Extract each line where the string "rear" shows up.

### PROVIDED ENTRIES:
►
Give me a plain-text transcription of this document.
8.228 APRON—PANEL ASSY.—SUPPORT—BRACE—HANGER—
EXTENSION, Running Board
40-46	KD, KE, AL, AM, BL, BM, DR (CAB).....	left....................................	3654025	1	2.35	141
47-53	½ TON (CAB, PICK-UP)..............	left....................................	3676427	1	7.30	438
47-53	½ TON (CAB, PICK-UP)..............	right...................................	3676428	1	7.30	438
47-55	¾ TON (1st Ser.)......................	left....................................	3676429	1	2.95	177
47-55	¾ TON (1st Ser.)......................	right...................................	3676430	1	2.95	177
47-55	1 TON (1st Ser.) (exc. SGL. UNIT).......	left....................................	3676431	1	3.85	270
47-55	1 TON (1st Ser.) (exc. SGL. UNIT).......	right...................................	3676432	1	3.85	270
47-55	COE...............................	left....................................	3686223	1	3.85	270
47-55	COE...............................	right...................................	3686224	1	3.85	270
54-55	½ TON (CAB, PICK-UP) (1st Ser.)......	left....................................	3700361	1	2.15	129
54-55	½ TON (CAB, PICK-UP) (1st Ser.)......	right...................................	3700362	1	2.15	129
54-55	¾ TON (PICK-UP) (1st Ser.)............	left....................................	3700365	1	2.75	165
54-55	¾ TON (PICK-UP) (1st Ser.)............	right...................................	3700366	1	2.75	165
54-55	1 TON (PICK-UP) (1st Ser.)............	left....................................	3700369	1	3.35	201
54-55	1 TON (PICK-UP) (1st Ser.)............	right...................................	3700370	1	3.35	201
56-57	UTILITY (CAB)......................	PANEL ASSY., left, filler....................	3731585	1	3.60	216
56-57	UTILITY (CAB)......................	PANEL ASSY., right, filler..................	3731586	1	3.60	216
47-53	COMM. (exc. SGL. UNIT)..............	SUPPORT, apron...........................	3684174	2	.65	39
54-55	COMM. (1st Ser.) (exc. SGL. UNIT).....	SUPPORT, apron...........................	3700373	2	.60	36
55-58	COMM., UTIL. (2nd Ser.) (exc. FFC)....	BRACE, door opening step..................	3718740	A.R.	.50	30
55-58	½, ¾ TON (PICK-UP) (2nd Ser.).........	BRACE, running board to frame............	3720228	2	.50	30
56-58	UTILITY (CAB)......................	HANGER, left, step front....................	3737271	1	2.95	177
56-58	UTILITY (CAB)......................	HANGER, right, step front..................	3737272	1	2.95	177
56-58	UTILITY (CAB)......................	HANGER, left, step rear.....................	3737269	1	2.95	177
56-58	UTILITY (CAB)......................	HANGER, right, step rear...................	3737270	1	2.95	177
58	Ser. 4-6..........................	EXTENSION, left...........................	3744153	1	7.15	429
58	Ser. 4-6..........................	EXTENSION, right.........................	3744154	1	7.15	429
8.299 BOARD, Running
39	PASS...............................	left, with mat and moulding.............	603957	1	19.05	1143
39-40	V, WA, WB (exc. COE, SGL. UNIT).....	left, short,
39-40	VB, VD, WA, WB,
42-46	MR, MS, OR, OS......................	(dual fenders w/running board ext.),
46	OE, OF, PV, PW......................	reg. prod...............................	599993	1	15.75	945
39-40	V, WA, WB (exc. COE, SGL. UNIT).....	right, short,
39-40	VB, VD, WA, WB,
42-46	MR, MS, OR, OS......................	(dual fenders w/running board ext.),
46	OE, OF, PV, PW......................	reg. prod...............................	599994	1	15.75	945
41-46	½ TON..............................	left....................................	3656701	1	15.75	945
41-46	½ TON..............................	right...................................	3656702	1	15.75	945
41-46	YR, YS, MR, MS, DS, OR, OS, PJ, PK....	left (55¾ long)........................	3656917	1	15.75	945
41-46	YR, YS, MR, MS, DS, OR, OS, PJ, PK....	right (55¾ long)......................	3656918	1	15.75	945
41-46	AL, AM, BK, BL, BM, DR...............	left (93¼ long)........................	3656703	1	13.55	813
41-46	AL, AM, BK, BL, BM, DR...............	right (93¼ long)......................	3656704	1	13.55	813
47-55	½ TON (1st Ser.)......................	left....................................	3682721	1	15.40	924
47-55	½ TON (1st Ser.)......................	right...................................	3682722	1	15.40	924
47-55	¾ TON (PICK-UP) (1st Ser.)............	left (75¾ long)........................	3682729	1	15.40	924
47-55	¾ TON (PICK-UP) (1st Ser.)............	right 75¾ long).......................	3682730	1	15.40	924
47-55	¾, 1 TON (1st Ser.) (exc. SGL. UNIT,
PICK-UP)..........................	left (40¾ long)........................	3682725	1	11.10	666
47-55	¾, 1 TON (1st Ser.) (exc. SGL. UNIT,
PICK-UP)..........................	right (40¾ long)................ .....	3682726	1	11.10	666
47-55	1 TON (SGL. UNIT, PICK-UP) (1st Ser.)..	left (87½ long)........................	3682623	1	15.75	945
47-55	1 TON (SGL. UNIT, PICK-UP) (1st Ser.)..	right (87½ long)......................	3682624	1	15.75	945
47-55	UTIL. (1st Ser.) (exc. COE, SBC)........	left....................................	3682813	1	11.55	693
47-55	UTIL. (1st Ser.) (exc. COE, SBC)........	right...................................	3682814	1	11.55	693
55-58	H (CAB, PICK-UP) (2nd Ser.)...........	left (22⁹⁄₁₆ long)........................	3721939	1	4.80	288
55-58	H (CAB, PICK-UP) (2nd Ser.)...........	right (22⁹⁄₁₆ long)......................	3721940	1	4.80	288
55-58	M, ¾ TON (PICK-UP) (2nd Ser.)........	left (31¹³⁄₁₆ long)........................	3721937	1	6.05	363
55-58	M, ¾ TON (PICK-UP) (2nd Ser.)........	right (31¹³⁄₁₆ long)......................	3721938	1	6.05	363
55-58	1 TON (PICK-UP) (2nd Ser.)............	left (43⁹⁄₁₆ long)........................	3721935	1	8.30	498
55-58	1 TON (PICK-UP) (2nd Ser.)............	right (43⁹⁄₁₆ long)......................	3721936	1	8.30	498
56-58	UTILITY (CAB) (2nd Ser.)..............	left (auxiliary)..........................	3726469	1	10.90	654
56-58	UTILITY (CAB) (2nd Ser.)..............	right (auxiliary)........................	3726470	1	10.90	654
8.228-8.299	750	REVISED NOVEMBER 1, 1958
◄
### COMPLETE OUTPUT:
56-58	UTILITY (CAB)......................	HANGER, left, step rear.....................	3737269	1	2.95	177
56-58	UTILITY (CAB)......................	HANGER, right, step rear...................	3737270	1	2.95	177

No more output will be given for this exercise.